CHALLENGE:
List each line in which the string "grid" appears.

LISTED RECORDS:

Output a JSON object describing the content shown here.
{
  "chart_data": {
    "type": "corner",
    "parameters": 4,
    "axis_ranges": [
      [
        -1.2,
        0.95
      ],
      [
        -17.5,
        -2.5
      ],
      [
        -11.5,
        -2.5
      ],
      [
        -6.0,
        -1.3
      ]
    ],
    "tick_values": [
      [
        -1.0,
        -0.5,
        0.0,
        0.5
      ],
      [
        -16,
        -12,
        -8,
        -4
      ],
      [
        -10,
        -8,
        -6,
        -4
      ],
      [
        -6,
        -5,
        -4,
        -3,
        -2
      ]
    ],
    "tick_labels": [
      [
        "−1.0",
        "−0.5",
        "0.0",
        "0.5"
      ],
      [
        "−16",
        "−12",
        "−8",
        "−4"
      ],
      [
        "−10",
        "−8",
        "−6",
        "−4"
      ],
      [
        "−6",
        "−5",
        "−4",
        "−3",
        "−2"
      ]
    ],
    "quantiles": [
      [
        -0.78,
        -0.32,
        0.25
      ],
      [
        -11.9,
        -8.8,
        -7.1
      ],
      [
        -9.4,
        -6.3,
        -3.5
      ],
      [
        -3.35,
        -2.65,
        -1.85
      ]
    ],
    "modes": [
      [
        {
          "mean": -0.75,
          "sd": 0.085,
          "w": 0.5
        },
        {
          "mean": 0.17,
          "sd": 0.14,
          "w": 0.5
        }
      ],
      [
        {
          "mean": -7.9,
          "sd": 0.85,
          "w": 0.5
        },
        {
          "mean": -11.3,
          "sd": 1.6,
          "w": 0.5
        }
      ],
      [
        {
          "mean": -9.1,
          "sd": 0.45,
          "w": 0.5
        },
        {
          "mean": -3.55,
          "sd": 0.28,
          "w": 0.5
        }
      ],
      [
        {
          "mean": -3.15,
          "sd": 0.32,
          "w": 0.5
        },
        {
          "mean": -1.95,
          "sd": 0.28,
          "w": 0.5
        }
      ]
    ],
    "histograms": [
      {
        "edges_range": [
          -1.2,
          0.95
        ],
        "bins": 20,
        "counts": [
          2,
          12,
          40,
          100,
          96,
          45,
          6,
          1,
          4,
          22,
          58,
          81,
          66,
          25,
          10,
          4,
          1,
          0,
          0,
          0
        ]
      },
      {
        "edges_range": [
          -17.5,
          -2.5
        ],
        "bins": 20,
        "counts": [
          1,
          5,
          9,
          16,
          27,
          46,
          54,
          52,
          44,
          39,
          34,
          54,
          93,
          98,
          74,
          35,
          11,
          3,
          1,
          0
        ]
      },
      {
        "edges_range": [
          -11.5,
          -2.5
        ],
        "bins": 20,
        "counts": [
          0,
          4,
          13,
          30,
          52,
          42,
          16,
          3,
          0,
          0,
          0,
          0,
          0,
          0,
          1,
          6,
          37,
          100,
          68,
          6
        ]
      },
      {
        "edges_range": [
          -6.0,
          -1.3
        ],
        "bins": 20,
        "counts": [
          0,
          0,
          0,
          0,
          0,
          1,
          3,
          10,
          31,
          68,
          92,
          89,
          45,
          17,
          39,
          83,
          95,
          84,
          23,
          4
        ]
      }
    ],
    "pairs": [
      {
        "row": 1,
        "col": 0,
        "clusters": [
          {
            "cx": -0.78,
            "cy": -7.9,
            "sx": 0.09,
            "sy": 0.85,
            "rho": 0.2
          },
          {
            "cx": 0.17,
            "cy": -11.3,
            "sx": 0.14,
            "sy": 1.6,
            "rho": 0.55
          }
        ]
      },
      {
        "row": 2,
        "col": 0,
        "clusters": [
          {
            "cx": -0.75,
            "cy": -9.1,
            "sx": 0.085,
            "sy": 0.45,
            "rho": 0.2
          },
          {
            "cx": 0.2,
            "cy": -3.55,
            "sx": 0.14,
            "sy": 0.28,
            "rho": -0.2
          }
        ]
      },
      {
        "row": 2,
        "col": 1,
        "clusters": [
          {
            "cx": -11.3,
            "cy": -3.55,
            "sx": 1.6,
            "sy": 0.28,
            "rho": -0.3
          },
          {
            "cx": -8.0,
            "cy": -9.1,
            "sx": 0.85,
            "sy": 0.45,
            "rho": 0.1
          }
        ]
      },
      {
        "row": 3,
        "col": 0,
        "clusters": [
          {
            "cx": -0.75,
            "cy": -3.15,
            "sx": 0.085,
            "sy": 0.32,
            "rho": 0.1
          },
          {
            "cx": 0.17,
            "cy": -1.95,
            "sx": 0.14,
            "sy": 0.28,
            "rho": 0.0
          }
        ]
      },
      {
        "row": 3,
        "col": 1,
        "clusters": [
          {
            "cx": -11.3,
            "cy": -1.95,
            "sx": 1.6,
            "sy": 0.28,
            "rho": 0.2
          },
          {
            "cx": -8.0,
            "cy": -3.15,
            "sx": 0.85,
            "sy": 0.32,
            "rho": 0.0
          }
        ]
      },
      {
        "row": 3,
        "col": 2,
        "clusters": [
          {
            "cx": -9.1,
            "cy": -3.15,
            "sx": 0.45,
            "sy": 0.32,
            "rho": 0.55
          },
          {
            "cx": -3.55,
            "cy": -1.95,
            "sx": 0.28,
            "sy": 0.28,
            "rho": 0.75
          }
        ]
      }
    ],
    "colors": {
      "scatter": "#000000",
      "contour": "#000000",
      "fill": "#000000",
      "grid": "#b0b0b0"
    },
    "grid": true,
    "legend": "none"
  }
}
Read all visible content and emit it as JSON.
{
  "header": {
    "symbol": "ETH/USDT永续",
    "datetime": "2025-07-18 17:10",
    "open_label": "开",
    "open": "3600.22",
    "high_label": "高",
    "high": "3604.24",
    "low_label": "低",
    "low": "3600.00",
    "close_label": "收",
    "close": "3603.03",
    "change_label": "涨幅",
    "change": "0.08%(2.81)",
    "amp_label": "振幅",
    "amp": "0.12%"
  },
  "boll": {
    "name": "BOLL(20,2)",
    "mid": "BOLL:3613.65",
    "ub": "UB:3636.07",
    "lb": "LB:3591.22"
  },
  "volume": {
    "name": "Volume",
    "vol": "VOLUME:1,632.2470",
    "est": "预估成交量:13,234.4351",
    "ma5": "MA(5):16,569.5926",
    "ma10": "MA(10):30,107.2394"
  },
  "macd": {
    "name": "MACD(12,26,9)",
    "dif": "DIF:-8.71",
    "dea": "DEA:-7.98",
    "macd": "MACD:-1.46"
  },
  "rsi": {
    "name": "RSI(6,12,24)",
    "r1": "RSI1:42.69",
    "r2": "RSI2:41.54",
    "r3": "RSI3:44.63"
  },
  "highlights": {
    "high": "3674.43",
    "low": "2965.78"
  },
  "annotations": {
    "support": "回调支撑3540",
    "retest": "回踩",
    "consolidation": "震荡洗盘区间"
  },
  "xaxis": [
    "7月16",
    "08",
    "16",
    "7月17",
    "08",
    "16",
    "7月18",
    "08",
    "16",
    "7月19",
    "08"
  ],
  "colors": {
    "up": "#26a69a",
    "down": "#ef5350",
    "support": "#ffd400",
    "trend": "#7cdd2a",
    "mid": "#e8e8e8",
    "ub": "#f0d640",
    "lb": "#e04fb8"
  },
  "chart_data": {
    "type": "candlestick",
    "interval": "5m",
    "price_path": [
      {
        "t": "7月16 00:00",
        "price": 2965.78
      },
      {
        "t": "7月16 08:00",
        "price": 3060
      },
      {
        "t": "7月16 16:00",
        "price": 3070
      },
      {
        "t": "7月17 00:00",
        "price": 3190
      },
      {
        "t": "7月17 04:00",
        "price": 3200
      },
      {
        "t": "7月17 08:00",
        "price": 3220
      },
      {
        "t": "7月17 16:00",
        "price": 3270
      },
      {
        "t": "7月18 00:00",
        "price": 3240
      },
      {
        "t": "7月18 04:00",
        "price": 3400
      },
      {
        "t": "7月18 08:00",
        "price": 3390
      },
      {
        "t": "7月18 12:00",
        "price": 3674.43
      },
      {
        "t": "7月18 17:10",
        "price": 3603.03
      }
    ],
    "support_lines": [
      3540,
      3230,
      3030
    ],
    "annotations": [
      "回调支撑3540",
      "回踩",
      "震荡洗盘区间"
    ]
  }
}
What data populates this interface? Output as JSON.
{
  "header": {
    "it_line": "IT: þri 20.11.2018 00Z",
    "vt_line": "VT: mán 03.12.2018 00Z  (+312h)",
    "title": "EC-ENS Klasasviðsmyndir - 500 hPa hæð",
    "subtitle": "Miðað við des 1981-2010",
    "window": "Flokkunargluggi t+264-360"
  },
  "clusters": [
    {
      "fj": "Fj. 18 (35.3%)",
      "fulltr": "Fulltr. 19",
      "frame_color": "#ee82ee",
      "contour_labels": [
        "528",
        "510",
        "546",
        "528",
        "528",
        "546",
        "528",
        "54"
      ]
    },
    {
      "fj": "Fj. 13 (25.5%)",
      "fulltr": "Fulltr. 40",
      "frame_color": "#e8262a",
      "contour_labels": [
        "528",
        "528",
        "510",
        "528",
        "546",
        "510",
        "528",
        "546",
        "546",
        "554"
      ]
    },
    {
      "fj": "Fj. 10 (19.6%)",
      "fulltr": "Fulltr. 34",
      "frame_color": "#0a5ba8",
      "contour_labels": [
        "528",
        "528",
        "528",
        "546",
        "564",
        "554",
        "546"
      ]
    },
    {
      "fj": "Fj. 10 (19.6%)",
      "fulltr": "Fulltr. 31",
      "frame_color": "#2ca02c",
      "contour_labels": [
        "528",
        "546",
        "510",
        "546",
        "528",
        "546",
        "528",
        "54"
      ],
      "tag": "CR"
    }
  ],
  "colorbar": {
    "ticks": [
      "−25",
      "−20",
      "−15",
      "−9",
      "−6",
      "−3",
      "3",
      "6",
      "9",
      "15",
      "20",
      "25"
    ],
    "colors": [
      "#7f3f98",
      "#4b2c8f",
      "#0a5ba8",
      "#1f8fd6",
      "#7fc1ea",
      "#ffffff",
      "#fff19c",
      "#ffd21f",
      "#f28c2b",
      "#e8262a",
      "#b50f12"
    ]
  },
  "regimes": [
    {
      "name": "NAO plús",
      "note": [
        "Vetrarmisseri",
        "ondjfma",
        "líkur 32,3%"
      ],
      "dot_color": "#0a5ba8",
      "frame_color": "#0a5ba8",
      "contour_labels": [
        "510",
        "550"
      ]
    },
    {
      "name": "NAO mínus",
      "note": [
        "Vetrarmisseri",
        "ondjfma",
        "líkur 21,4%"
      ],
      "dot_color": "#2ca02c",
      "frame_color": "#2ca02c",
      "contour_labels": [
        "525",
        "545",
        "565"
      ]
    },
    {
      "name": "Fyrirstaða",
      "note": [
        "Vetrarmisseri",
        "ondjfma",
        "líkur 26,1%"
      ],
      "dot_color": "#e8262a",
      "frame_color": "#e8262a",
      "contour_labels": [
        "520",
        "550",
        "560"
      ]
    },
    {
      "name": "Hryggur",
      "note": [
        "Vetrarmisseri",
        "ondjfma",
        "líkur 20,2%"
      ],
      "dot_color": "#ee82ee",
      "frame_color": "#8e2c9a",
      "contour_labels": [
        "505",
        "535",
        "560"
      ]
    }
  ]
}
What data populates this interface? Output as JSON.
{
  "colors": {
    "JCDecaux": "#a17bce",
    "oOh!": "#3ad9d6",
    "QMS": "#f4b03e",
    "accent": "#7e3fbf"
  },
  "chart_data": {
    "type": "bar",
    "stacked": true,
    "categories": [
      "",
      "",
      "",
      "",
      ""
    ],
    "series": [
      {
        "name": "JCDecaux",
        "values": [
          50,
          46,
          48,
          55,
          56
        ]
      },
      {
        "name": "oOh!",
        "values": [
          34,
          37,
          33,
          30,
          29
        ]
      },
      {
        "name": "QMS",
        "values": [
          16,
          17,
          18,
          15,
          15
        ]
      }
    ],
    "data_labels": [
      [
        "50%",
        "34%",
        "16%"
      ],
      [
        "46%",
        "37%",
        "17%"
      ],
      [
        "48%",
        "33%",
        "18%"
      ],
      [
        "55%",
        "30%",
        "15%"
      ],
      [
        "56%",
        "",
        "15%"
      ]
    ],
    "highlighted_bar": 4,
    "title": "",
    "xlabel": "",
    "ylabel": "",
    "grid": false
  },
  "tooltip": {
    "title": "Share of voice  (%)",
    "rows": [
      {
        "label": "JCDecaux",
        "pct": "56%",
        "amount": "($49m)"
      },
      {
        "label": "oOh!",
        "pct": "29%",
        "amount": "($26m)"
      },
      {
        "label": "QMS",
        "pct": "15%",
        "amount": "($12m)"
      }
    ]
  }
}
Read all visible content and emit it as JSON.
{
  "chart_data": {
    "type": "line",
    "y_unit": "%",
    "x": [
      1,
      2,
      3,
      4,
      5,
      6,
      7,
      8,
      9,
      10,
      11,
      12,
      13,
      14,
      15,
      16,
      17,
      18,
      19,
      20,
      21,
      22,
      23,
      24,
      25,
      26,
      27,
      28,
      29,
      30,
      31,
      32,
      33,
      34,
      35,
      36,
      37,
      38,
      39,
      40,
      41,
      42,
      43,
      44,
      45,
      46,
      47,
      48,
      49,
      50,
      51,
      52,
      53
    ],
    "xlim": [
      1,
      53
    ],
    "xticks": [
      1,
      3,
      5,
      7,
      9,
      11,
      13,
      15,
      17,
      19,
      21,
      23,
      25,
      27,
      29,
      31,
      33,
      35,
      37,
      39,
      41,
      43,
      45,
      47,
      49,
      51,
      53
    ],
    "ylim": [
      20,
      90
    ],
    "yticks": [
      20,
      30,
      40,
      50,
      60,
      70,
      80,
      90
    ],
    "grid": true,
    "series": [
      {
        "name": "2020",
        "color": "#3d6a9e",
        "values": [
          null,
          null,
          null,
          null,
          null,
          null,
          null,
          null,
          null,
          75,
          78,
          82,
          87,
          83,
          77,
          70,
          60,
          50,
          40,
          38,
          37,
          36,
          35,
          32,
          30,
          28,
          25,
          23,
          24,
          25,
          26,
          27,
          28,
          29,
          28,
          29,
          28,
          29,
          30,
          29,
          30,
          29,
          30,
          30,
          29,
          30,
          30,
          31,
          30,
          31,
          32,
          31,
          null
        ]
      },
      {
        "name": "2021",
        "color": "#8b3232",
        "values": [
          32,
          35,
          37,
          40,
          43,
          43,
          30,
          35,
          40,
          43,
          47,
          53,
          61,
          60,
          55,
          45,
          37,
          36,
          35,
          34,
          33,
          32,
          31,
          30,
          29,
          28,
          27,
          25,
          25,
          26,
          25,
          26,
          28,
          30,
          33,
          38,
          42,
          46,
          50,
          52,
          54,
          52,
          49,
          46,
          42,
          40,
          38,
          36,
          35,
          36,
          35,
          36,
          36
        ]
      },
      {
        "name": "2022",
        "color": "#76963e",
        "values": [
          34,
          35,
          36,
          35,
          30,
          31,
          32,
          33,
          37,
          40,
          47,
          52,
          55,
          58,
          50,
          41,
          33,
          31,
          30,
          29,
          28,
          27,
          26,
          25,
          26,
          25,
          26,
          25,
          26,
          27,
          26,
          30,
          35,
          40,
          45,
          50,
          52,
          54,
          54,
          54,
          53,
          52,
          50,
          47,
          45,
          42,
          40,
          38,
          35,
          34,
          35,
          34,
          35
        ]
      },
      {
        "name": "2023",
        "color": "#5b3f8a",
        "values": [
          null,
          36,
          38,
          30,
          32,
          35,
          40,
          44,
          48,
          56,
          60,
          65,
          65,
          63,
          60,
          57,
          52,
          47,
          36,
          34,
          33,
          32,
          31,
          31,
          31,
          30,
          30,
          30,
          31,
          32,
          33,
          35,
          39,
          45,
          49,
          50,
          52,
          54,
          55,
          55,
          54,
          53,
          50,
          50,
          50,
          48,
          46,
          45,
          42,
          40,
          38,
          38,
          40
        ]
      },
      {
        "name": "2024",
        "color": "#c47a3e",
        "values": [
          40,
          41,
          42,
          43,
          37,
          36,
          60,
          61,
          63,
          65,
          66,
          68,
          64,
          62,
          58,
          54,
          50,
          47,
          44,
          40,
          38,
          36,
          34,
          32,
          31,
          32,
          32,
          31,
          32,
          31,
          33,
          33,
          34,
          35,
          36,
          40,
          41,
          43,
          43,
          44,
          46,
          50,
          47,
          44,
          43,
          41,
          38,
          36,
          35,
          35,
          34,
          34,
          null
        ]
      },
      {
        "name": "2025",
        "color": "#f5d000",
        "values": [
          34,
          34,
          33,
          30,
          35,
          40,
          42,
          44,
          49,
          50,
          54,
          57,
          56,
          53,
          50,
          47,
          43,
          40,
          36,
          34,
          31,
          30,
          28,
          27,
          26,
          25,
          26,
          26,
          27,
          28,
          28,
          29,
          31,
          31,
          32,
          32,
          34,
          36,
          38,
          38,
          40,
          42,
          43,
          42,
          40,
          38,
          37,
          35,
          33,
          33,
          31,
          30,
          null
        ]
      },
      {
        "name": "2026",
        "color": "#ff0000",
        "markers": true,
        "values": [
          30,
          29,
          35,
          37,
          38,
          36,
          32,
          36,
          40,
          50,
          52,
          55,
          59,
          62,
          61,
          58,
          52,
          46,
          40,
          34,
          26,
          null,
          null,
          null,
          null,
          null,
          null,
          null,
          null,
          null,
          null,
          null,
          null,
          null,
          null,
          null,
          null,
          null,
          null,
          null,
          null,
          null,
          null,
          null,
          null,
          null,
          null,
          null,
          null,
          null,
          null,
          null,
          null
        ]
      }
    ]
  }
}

THE REPLY:
      "grid": "#b0b0b0"
    "grid": true,
    "grid": false
    "grid": true,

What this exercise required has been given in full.